• [PROMPT]
How many lines in the entries below include the string "AdiraiMaji"? Answer with the number only.
----------------------------------------
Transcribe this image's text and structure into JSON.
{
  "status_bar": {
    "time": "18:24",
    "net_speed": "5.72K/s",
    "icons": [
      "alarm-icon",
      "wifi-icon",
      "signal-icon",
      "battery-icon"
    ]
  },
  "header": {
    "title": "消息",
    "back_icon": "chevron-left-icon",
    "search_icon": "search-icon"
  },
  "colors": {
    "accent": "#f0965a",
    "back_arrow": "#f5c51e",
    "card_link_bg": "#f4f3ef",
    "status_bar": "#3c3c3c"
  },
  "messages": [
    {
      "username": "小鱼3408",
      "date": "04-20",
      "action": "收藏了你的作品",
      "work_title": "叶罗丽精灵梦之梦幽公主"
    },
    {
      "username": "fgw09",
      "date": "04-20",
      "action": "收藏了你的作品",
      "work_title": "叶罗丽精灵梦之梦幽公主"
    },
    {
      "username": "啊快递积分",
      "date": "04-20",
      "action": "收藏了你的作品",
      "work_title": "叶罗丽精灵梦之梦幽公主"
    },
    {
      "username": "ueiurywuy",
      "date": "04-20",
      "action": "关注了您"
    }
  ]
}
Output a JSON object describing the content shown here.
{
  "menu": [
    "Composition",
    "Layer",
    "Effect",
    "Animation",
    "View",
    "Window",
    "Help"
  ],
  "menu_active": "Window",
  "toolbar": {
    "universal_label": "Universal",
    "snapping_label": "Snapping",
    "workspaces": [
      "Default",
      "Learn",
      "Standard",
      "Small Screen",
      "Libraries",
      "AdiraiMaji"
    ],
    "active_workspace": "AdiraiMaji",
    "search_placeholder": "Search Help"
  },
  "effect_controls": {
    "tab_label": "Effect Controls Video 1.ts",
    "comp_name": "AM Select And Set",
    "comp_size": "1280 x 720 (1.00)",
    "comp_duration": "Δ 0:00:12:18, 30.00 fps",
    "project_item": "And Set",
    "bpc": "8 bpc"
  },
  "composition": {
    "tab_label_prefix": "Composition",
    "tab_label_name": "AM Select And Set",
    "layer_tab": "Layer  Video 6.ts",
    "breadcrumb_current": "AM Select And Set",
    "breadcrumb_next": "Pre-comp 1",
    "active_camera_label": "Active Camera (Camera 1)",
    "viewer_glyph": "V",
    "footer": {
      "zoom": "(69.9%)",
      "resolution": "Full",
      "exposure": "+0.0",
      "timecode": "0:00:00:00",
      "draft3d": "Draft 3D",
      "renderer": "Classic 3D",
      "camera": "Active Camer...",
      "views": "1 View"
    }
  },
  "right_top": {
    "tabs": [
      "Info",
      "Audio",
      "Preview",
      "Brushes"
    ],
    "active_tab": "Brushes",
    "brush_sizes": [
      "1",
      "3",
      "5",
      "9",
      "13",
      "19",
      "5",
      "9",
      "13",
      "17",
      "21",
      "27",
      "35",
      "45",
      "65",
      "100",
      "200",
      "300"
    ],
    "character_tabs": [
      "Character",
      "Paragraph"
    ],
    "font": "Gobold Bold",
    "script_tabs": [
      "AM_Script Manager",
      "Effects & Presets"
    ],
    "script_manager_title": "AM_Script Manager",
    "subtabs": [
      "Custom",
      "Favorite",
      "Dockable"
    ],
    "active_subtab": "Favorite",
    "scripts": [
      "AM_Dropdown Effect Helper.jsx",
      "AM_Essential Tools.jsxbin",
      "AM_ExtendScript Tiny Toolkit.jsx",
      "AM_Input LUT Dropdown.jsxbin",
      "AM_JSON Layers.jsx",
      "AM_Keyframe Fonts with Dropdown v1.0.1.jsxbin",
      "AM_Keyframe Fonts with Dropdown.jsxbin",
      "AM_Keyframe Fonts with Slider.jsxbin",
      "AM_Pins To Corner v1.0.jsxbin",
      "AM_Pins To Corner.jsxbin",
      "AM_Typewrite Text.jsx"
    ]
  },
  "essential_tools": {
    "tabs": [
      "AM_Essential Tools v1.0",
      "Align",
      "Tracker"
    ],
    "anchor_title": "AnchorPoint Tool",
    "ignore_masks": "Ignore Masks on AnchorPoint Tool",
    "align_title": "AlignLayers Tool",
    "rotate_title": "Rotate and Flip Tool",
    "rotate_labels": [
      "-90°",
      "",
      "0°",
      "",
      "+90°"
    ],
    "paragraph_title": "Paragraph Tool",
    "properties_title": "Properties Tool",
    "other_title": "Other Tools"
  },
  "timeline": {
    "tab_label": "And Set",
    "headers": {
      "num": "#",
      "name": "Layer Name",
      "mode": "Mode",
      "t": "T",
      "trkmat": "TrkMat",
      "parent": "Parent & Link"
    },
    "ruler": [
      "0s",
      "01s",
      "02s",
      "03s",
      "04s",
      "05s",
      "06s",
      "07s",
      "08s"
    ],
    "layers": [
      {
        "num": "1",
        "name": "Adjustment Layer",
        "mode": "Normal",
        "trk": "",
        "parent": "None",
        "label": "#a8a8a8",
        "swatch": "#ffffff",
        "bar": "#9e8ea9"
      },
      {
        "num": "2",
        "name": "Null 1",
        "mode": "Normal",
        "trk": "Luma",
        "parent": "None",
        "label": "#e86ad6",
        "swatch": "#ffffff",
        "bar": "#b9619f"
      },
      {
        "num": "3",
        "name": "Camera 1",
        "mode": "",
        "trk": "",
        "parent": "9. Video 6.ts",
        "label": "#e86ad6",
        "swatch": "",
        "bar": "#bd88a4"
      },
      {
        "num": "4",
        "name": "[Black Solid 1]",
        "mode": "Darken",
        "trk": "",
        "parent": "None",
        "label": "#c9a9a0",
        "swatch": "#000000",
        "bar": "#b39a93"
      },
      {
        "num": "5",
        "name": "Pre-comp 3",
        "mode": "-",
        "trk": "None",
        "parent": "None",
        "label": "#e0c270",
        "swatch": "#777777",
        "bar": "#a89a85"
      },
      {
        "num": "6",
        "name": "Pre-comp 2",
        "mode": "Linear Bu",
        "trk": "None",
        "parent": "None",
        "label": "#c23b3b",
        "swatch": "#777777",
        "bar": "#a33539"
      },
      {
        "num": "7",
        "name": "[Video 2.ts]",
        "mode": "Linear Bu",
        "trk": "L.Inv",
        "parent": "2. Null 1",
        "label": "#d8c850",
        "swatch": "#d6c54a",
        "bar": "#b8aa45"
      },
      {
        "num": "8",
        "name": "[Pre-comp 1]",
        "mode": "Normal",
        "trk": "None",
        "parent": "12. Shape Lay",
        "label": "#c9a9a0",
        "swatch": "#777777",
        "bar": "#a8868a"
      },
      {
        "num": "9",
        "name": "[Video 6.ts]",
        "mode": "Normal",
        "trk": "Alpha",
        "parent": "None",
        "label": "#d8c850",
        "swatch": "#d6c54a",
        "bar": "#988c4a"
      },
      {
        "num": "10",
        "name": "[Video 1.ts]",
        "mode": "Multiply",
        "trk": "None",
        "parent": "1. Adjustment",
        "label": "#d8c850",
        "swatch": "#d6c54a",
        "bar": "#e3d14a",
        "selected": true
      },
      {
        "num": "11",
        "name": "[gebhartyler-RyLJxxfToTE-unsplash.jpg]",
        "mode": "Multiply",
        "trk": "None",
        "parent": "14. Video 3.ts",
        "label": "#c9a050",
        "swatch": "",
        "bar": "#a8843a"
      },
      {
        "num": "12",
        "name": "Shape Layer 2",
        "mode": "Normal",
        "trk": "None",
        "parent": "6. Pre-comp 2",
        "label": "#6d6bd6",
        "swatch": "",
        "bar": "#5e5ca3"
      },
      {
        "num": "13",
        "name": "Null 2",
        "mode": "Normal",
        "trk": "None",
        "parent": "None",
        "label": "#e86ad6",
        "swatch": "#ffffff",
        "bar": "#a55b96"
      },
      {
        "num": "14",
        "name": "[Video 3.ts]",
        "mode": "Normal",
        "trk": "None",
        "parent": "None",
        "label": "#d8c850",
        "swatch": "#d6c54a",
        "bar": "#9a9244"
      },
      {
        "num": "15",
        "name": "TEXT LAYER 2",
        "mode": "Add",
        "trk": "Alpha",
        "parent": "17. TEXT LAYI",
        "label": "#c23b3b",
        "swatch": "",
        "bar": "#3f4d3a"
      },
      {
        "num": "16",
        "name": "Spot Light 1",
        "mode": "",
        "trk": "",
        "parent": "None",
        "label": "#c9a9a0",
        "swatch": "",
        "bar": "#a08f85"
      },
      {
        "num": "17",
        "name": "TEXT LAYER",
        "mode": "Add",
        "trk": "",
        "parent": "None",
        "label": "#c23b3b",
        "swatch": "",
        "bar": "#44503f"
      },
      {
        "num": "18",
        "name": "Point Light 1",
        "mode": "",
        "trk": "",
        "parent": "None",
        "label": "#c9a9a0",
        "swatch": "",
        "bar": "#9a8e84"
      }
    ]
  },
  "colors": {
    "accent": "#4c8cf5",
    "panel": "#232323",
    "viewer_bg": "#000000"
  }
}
----------------------------------------
• [ANSWER TO THIS PROBLEM]
2